REQUEST >> Retype all material exactly. Pictures stay out of the copy.

DATA TO USE >>
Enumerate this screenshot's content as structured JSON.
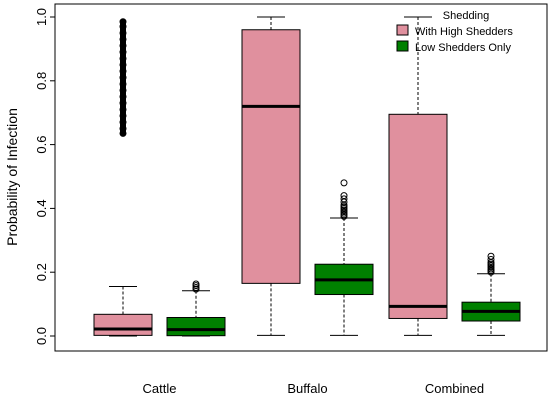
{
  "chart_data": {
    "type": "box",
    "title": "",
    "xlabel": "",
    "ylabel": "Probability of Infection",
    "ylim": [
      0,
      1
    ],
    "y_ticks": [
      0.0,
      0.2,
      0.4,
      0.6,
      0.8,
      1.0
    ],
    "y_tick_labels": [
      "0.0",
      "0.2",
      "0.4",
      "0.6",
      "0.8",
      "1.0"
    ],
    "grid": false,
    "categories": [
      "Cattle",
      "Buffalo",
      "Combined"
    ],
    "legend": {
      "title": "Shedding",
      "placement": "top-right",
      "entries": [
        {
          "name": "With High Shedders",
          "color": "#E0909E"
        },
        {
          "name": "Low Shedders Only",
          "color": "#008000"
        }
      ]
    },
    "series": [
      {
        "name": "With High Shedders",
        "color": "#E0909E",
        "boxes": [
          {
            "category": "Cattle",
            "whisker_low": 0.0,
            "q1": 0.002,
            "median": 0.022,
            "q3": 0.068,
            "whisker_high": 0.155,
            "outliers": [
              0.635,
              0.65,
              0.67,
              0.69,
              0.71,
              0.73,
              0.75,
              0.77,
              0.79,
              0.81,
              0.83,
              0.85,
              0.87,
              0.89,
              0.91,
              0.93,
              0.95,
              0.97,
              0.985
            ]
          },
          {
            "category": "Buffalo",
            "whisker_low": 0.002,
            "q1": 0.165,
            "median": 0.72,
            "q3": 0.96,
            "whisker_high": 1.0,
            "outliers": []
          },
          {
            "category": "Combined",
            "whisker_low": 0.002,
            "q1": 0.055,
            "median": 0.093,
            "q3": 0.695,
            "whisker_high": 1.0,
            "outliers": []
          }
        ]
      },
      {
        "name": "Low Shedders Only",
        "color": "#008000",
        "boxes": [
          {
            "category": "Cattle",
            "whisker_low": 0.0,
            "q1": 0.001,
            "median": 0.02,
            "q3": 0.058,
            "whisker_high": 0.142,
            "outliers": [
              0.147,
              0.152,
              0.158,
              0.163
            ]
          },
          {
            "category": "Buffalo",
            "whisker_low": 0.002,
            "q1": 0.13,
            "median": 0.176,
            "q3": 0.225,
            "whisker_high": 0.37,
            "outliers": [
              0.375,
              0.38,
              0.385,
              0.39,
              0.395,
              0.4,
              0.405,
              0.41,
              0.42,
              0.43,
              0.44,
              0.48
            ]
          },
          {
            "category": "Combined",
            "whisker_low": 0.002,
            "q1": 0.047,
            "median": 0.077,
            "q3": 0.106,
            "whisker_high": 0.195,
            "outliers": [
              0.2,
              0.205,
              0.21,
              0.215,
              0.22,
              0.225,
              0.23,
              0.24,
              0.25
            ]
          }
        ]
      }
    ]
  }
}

TASK RESULT >>
Enumerate this screenshot's content as structured JSON.
{
  "chart_data": {
    "type": "box",
    "title": "",
    "xlabel": "",
    "ylabel": "Probability of Infection",
    "ylim": [
      0,
      1
    ],
    "y_ticks": [
      0.0,
      0.2,
      0.4,
      0.6,
      0.8,
      1.0
    ],
    "y_tick_labels": [
      "0.0",
      "0.2",
      "0.4",
      "0.6",
      "0.8",
      "1.0"
    ],
    "grid": false,
    "categories": [
      "Cattle",
      "Buffalo",
      "Combined"
    ],
    "legend": {
      "title": "Shedding",
      "placement": "top-right",
      "entries": [
        {
          "name": "With High Shedders",
          "color": "#E0909E"
        },
        {
          "name": "Low Shedders Only",
          "color": "#008000"
        }
      ]
    },
    "series": [
      {
        "name": "With High Shedders",
        "color": "#E0909E",
        "boxes": [
          {
            "category": "Cattle",
            "whisker_low": 0.0,
            "q1": 0.002,
            "median": 0.022,
            "q3": 0.068,
            "whisker_high": 0.155,
            "outliers": [
              0.635,
              0.65,
              0.67,
              0.69,
              0.71,
              0.73,
              0.75,
              0.77,
              0.79,
              0.81,
              0.83,
              0.85,
              0.87,
              0.89,
              0.91,
              0.93,
              0.95,
              0.97,
              0.985
            ]
          },
          {
            "category": "Buffalo",
            "whisker_low": 0.002,
            "q1": 0.165,
            "median": 0.72,
            "q3": 0.96,
            "whisker_high": 1.0,
            "outliers": []
          },
          {
            "category": "Combined",
            "whisker_low": 0.002,
            "q1": 0.055,
            "median": 0.093,
            "q3": 0.695,
            "whisker_high": 1.0,
            "outliers": []
          }
        ]
      },
      {
        "name": "Low Shedders Only",
        "color": "#008000",
        "boxes": [
          {
            "category": "Cattle",
            "whisker_low": 0.0,
            "q1": 0.001,
            "median": 0.02,
            "q3": 0.058,
            "whisker_high": 0.142,
            "outliers": [
              0.147,
              0.152,
              0.158,
              0.163
            ]
          },
          {
            "category": "Buffalo",
            "whisker_low": 0.002,
            "q1": 0.13,
            "median": 0.176,
            "q3": 0.225,
            "whisker_high": 0.37,
            "outliers": [
              0.375,
              0.38,
              0.385,
              0.39,
              0.395,
              0.4,
              0.405,
              0.41,
              0.42,
              0.43,
              0.44,
              0.48
            ]
          },
          {
            "category": "Combined",
            "whisker_low": 0.002,
            "q1": 0.047,
            "median": 0.077,
            "q3": 0.106,
            "whisker_high": 0.195,
            "outliers": [
              0.2,
              0.205,
              0.21,
              0.215,
              0.22,
              0.225,
              0.23,
              0.24,
              0.25
            ]
          }
        ]
      }
    ]
  }
}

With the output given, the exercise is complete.